__STATED TASK__. Do any lines in the data below contain "Standard"? If so, copy every one of them.

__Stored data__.
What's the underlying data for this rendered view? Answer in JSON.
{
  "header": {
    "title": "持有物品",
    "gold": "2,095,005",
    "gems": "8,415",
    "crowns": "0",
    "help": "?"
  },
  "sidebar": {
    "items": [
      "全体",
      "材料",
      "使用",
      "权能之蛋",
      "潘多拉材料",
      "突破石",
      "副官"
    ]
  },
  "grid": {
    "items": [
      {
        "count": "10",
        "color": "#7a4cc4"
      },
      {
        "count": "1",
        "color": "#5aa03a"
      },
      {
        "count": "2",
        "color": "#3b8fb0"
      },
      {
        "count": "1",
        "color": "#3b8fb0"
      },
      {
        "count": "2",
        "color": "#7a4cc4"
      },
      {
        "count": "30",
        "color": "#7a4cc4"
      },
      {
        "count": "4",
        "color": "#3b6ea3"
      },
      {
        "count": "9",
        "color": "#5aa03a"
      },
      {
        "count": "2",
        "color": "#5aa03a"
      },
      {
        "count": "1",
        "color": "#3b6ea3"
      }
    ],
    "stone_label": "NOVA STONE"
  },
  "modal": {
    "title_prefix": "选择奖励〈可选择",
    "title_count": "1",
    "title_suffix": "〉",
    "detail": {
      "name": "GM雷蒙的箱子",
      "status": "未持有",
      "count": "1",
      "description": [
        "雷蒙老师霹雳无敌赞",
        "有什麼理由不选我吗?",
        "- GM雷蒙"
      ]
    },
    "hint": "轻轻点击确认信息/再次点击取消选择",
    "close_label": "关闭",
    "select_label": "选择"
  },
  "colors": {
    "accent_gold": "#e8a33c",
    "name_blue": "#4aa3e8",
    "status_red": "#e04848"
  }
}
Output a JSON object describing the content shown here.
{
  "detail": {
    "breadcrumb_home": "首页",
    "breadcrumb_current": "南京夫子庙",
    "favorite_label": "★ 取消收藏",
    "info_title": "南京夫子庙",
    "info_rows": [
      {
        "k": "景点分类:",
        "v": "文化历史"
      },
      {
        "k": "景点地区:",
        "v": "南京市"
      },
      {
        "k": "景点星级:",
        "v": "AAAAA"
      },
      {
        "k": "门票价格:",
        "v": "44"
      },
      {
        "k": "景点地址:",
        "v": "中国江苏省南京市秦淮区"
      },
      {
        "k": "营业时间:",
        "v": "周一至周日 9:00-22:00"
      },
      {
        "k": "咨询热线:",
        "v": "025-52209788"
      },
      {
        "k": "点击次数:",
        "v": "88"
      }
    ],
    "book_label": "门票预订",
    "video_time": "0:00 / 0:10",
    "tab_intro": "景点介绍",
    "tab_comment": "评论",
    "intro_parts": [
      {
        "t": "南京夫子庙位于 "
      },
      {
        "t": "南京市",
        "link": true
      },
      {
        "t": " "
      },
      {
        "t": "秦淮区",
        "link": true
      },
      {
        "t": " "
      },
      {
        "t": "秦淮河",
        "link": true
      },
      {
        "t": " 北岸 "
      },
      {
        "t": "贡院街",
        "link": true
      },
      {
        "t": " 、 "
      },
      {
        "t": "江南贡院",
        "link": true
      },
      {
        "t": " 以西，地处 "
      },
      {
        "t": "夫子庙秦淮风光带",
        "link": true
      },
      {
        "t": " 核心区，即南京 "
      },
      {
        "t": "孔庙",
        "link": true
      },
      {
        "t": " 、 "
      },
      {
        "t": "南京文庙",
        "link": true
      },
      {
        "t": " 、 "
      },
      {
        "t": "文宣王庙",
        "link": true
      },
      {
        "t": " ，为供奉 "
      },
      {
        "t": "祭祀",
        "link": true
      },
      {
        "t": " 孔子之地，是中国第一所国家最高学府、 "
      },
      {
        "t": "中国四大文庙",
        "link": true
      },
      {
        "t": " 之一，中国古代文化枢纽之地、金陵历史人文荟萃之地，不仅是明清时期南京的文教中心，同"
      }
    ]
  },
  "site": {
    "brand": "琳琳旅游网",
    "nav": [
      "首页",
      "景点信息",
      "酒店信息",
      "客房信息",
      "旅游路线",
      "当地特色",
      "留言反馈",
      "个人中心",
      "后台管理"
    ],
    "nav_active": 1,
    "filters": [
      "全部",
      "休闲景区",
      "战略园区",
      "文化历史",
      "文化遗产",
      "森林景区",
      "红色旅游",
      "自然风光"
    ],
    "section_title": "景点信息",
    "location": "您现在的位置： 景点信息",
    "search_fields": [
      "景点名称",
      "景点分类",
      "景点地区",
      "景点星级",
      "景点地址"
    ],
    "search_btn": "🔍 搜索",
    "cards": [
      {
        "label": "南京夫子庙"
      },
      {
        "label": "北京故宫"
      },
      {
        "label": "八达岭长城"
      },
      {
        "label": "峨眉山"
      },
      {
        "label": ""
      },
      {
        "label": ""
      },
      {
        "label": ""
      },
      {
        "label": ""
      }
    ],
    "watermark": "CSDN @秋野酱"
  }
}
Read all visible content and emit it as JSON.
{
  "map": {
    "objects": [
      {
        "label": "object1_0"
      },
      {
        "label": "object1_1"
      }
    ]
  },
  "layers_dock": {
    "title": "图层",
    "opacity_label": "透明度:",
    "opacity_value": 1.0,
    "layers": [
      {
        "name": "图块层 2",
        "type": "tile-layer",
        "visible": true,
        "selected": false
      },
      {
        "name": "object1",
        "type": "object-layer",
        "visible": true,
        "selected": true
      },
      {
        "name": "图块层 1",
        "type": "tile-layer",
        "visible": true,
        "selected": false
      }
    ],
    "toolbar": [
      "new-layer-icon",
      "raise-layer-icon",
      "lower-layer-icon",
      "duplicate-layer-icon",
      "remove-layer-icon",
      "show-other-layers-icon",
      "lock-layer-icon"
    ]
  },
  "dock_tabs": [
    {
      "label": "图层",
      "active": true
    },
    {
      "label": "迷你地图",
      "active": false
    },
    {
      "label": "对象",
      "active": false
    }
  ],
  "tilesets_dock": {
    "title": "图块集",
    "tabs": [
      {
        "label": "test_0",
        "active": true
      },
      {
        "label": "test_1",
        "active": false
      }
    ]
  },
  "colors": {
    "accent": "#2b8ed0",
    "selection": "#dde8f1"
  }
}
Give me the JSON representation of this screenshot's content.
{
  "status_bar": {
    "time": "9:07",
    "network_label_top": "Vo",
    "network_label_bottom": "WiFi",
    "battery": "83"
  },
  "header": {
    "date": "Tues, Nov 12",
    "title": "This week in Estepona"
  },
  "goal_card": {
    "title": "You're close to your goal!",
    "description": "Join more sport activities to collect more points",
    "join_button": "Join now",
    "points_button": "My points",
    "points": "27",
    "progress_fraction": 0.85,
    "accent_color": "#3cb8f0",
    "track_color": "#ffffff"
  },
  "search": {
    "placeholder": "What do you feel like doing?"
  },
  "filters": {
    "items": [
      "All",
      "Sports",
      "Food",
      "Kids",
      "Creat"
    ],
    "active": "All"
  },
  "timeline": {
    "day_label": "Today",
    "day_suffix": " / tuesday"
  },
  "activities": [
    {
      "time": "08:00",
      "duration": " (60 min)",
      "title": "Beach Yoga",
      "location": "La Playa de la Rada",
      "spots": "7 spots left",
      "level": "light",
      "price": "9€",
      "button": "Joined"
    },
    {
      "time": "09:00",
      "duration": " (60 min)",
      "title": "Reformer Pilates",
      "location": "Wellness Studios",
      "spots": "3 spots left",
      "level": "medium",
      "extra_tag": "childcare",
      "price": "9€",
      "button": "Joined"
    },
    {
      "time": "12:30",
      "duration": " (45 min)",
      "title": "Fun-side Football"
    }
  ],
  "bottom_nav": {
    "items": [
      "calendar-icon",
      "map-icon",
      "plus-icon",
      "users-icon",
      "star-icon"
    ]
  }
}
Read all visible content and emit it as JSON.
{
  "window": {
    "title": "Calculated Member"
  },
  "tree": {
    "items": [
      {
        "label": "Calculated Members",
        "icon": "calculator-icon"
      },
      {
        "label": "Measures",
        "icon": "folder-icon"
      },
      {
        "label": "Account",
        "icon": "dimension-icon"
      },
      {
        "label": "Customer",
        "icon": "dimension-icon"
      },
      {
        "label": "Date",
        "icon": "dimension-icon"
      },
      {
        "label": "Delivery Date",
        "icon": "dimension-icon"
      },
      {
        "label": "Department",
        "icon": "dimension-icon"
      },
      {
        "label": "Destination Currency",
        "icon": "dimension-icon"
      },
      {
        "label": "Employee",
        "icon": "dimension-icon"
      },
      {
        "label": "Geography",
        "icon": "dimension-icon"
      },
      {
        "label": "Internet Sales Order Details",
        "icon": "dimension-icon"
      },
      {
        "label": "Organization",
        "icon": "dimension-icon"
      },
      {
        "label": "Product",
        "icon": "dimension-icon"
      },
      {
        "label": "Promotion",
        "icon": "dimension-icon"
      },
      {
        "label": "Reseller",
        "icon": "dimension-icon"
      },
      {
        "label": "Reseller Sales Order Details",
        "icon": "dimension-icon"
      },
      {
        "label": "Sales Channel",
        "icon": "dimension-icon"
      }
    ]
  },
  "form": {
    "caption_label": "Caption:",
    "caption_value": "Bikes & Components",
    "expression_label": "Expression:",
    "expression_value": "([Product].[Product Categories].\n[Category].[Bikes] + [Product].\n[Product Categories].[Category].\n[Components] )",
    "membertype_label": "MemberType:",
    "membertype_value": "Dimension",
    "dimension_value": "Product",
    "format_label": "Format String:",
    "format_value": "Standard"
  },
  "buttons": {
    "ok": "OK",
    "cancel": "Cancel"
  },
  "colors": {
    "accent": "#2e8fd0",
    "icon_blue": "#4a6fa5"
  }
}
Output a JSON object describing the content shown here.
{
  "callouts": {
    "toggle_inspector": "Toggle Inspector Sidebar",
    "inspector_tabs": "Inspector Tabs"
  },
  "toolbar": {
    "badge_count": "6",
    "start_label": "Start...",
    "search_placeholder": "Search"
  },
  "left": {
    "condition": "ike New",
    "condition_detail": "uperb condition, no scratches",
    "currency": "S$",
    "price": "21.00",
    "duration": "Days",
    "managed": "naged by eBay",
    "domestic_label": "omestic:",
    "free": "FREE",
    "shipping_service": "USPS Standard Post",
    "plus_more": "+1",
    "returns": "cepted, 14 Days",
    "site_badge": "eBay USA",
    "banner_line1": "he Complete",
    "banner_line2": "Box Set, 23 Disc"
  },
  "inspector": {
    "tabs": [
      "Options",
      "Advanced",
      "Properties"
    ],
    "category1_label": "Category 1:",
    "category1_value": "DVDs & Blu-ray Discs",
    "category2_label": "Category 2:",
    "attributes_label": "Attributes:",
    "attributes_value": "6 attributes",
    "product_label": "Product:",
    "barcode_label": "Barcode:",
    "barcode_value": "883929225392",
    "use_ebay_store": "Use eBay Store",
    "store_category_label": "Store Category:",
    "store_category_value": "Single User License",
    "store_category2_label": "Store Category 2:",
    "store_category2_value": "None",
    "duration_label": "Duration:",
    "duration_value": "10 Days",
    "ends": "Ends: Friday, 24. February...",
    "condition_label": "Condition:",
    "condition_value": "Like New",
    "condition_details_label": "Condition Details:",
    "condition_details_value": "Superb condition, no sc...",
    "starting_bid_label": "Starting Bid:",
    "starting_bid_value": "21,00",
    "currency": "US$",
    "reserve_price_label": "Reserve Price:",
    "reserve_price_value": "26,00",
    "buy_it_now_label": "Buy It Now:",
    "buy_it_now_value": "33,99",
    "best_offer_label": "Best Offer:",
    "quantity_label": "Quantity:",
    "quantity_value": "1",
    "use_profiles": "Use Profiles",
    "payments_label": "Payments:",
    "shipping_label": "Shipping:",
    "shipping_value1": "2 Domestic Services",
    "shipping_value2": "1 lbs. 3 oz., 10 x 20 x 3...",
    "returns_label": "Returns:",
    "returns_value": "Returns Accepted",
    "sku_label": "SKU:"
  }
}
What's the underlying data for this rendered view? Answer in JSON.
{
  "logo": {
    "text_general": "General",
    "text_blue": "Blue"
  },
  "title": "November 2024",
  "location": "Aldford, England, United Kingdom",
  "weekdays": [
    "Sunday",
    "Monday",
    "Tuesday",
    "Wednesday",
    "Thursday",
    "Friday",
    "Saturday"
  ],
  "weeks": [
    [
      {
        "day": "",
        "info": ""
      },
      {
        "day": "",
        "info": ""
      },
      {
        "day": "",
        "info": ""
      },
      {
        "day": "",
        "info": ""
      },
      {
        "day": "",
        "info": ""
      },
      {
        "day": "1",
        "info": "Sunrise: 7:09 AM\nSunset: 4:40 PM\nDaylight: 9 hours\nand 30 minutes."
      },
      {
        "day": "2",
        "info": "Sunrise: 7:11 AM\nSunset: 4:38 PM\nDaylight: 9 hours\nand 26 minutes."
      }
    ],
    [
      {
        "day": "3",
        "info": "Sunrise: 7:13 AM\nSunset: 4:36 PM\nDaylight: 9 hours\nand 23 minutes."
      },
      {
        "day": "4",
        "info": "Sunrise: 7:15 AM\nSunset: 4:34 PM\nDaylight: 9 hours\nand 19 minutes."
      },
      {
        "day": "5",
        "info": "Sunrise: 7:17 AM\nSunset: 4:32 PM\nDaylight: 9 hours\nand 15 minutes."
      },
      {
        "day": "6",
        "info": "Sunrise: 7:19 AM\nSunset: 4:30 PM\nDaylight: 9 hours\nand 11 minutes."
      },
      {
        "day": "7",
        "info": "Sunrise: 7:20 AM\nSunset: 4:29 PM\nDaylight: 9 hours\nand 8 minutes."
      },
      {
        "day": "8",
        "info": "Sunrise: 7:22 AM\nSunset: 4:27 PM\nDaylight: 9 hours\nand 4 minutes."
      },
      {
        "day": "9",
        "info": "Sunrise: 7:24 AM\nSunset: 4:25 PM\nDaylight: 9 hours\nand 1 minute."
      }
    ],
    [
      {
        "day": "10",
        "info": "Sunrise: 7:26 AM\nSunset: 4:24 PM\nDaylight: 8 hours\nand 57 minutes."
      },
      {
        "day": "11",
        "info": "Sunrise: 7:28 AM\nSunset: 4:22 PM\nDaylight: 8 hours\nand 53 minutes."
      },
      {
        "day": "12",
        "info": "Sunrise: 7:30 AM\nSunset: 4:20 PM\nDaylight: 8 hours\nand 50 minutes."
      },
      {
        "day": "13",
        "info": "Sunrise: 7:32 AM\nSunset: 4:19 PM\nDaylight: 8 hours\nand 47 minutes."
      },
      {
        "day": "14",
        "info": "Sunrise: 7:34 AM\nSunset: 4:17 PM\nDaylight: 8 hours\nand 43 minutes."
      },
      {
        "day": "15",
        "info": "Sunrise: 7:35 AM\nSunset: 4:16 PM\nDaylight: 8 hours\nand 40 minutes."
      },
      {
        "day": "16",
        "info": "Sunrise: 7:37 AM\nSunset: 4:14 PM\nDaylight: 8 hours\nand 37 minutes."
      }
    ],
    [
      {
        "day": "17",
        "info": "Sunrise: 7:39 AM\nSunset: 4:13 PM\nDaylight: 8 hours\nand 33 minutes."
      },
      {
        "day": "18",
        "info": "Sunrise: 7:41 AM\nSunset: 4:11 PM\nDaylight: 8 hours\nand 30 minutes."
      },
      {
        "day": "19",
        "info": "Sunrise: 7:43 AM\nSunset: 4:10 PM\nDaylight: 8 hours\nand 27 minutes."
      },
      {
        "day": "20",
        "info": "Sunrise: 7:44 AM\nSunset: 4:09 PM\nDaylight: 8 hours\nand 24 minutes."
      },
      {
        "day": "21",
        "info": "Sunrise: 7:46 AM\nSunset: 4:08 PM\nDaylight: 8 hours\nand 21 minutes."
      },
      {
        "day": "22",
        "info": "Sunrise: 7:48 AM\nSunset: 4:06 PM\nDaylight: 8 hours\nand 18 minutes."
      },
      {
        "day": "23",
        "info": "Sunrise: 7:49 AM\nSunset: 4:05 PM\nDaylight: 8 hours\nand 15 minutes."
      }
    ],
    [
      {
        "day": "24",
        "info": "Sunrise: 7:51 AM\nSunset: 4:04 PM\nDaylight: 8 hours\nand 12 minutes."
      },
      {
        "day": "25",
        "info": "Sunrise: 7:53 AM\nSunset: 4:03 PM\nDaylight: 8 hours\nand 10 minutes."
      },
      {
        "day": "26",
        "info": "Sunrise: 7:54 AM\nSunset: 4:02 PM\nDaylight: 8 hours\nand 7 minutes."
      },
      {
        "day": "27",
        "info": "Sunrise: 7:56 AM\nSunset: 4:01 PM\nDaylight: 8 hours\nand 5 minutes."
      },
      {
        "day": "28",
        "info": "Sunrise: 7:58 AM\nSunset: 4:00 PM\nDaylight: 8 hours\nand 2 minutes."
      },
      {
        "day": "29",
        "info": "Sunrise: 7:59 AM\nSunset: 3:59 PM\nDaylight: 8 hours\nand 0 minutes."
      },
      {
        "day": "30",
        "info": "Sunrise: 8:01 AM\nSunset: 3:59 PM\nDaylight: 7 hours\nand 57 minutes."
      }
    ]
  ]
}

__SOLUTION TO THIS PROBLEM__.
    "format_value": "Standard"
    "shipping_service": "USPS Standard Post",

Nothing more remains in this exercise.